■ Exercise description:
Find every line in the records below that holds the word "this", and copy it out.
## Begin
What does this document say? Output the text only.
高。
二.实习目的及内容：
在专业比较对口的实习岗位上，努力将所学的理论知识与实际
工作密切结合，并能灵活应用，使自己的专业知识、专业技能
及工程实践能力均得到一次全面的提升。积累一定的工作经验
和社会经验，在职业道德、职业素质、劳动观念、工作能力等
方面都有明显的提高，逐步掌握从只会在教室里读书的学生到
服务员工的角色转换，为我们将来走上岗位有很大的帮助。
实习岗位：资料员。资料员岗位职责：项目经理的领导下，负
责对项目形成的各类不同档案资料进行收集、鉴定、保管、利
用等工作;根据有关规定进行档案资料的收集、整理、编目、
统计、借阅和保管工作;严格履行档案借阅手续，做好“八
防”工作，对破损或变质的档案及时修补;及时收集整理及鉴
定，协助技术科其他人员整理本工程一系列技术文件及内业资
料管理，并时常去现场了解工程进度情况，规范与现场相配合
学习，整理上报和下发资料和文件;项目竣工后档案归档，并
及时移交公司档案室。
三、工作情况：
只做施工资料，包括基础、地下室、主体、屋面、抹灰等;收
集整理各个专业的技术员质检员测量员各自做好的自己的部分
## End
## Begin
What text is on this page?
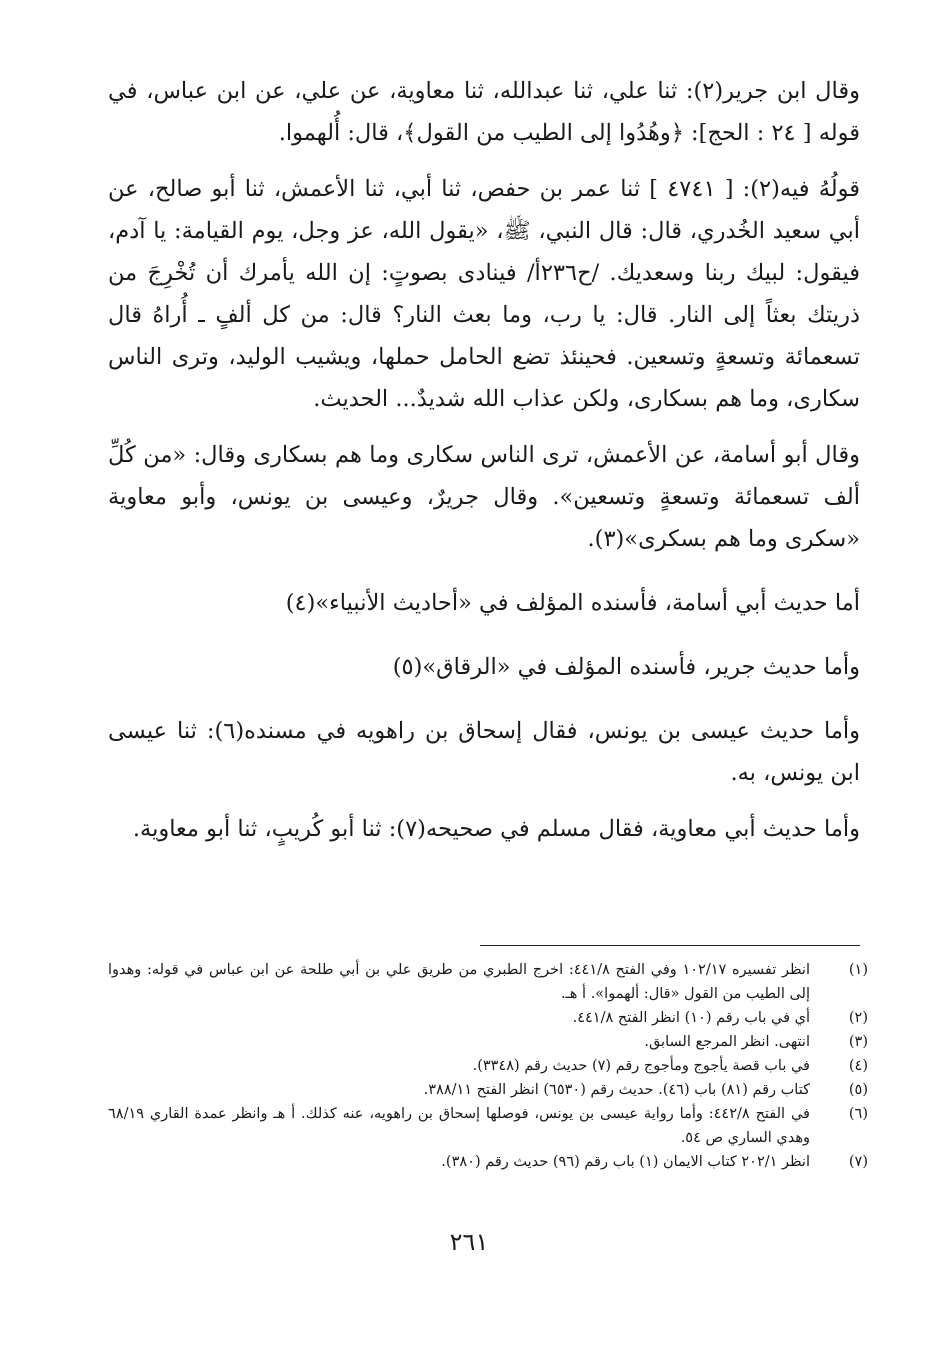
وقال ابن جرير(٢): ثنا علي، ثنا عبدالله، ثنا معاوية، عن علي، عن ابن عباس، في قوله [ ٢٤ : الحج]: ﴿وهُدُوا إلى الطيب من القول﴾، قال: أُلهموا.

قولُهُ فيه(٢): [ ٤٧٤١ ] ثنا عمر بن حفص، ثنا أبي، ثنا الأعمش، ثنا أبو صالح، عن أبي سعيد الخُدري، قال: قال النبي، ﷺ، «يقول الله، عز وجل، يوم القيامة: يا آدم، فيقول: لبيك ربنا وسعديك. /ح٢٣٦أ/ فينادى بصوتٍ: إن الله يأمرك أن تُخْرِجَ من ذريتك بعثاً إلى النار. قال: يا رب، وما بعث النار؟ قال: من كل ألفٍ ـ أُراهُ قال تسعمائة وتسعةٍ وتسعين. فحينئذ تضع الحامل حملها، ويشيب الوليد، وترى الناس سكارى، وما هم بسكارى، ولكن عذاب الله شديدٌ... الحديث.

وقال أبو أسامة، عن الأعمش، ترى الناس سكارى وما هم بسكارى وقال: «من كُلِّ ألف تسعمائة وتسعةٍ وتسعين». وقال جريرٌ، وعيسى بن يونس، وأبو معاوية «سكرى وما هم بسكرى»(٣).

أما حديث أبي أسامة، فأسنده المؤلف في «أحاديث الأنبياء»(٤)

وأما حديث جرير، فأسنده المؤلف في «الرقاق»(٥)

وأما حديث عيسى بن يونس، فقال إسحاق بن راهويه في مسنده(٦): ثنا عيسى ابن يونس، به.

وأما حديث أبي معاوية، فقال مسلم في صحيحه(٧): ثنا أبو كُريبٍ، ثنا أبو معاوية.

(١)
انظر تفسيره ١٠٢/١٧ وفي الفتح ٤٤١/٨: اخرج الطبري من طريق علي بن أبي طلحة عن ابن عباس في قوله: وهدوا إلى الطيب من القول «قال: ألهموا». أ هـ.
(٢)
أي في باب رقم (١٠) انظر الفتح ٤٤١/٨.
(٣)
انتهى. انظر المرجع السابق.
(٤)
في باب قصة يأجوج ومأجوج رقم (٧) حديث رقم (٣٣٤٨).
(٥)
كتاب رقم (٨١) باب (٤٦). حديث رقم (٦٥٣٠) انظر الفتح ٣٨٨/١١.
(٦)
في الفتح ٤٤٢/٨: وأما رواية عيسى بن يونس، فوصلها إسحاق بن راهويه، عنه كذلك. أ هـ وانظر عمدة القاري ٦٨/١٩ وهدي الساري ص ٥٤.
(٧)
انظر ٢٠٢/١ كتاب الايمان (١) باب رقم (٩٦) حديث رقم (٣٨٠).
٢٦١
## End
■ Exercise answer:
What does this document say? Output the text only.
What text is on this page?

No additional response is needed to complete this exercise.